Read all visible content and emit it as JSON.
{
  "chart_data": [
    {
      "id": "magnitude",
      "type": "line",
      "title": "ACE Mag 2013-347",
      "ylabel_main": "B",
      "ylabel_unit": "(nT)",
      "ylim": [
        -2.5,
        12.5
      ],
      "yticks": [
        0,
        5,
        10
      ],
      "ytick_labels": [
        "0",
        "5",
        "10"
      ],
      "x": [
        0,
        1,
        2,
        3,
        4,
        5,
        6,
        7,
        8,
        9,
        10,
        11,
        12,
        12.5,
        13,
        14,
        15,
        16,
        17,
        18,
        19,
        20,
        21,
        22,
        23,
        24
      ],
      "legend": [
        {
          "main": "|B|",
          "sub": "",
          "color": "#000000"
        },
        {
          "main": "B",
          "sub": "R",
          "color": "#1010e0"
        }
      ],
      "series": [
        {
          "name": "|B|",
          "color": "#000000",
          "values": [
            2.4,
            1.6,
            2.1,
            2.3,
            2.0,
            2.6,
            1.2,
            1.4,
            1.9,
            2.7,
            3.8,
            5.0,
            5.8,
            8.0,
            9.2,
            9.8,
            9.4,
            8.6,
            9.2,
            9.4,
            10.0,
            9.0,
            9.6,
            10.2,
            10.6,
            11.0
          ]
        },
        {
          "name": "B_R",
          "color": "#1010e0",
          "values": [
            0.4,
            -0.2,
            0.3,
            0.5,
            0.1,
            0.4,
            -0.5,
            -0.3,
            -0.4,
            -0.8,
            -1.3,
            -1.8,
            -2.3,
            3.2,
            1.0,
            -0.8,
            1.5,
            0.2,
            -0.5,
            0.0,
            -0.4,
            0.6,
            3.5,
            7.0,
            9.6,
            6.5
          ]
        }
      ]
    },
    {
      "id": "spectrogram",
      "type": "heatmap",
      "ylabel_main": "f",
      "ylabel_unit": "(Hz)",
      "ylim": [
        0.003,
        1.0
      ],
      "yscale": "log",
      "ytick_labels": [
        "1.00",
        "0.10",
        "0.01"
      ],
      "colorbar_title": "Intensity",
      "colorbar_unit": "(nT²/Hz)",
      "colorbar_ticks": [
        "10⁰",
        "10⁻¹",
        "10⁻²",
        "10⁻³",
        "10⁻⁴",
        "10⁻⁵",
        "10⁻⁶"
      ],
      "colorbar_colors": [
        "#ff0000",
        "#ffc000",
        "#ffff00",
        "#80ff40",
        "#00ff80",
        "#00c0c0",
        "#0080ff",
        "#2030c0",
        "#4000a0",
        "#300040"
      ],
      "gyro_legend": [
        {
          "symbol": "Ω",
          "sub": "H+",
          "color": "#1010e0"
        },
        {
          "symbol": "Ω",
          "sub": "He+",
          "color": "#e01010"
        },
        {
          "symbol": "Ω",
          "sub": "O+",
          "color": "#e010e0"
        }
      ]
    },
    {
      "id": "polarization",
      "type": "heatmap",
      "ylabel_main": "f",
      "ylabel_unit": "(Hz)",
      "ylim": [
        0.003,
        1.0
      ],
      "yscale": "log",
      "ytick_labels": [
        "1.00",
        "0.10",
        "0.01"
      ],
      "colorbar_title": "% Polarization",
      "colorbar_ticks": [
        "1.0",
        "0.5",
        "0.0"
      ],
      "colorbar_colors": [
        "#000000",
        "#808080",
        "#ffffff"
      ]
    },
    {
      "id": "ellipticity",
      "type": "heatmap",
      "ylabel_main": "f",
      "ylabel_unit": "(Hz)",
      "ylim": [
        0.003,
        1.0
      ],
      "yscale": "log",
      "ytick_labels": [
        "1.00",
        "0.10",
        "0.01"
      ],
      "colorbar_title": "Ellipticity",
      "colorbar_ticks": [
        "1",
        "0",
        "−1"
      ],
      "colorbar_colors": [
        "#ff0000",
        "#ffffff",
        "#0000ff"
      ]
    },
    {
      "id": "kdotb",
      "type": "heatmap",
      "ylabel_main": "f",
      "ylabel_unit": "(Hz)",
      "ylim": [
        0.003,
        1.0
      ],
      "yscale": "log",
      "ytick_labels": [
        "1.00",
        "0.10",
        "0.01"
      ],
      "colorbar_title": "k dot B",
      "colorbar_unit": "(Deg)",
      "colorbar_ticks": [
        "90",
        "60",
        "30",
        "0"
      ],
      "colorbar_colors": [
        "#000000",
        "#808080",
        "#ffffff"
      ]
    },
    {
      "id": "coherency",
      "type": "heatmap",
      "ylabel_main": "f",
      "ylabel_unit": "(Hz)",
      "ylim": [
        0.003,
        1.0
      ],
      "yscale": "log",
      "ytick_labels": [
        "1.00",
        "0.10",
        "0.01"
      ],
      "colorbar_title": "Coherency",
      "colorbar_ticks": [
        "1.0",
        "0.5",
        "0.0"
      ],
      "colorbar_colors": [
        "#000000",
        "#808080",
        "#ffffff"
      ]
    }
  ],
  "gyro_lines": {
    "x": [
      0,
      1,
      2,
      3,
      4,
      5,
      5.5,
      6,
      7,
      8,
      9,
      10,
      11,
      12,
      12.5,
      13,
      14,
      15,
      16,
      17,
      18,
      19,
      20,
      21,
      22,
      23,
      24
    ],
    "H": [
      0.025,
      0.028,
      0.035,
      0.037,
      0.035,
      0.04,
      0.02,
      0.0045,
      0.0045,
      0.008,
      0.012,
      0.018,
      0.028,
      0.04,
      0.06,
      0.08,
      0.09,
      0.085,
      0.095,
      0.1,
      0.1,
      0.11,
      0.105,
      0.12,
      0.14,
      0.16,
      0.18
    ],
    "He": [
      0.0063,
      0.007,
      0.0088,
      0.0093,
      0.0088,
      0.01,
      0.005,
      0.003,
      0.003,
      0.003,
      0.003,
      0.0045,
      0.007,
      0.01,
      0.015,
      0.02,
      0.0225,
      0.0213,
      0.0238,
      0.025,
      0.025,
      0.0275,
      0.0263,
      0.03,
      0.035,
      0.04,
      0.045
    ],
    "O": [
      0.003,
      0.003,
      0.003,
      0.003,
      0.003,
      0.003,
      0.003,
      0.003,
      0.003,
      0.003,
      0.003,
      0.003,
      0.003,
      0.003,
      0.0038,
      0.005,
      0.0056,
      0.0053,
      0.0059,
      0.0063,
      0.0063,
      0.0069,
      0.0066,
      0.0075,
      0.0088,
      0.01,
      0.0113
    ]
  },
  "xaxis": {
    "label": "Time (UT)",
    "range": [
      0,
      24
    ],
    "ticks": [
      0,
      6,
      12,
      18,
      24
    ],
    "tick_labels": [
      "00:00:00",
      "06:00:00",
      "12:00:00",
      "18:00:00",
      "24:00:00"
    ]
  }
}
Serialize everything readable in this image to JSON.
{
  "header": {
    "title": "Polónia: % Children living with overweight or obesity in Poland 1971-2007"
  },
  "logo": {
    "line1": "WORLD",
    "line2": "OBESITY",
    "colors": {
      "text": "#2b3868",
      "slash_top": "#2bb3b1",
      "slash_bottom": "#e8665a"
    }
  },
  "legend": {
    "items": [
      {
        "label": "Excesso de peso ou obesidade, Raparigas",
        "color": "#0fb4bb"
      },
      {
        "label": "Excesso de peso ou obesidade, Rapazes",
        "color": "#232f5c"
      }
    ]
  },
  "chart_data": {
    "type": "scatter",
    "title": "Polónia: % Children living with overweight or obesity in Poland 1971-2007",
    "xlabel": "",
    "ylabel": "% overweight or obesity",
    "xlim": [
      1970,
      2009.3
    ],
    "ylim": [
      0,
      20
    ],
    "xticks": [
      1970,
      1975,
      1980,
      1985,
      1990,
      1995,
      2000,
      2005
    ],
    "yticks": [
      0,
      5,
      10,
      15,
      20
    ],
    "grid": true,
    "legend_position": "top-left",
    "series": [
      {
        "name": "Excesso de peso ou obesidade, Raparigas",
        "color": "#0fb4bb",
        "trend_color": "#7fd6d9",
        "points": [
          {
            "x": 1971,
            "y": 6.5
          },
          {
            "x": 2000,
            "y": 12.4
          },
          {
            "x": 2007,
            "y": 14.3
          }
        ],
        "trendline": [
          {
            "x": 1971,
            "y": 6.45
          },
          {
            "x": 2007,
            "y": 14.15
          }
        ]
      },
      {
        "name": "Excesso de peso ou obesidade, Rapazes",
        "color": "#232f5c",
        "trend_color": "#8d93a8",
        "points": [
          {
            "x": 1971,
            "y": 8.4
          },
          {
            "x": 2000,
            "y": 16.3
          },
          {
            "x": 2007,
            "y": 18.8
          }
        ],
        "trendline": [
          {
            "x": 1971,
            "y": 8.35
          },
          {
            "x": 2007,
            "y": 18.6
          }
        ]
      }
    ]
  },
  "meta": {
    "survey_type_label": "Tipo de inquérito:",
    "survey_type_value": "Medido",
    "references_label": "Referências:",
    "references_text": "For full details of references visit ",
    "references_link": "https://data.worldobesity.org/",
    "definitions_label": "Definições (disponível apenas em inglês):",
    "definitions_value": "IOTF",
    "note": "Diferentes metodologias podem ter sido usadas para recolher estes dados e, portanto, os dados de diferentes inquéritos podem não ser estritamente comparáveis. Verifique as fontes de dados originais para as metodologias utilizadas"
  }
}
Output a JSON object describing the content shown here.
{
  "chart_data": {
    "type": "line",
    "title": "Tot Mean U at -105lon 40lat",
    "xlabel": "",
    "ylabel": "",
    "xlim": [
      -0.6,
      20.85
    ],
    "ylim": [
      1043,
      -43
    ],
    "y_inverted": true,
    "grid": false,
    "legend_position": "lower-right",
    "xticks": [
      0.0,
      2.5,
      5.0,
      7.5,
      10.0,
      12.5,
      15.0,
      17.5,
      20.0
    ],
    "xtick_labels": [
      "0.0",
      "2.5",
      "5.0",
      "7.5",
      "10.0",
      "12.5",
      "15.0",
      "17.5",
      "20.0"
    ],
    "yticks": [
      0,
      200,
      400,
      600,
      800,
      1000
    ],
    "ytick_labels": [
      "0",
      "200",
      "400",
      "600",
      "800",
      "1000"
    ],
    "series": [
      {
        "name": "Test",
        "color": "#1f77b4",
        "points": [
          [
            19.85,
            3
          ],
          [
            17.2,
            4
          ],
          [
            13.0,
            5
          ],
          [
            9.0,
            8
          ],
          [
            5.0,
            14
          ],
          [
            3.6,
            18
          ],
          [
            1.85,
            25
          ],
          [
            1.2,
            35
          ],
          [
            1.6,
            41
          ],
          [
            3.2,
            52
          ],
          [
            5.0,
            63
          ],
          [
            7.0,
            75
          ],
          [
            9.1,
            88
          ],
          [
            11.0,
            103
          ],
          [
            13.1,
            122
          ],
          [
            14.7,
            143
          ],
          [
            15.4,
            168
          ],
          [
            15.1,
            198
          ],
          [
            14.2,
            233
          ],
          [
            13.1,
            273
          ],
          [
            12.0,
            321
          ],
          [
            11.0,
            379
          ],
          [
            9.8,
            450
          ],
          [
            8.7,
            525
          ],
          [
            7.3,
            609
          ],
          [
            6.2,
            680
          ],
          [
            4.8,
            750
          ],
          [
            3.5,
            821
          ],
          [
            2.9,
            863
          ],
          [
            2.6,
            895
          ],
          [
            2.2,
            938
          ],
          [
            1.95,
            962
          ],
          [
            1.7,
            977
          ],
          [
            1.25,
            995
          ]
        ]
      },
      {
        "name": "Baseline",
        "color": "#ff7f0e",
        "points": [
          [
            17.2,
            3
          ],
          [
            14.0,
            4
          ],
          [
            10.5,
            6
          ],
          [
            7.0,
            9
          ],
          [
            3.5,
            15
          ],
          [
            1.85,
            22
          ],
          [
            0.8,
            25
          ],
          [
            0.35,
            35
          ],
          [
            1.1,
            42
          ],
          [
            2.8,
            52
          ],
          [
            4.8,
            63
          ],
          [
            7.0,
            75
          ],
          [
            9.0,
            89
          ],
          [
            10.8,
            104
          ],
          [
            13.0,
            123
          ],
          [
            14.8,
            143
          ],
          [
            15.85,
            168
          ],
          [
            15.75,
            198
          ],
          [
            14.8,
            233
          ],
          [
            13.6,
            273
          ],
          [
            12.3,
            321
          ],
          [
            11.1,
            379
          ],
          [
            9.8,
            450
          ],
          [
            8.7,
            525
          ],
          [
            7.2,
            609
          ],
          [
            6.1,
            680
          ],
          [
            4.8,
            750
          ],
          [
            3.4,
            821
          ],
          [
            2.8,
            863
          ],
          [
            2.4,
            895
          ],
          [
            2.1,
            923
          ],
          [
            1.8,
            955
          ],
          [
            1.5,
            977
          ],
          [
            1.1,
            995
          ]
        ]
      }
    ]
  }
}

#### PROBLEM REQUIREMENTS
Copy out each line in the listing that has the word "JSON".

#### COMPLETE RESPONSE
Read all visible content and emit it as JSON.
Serialize everything readable in this image to JSON.
Output a JSON object describing the content shown here.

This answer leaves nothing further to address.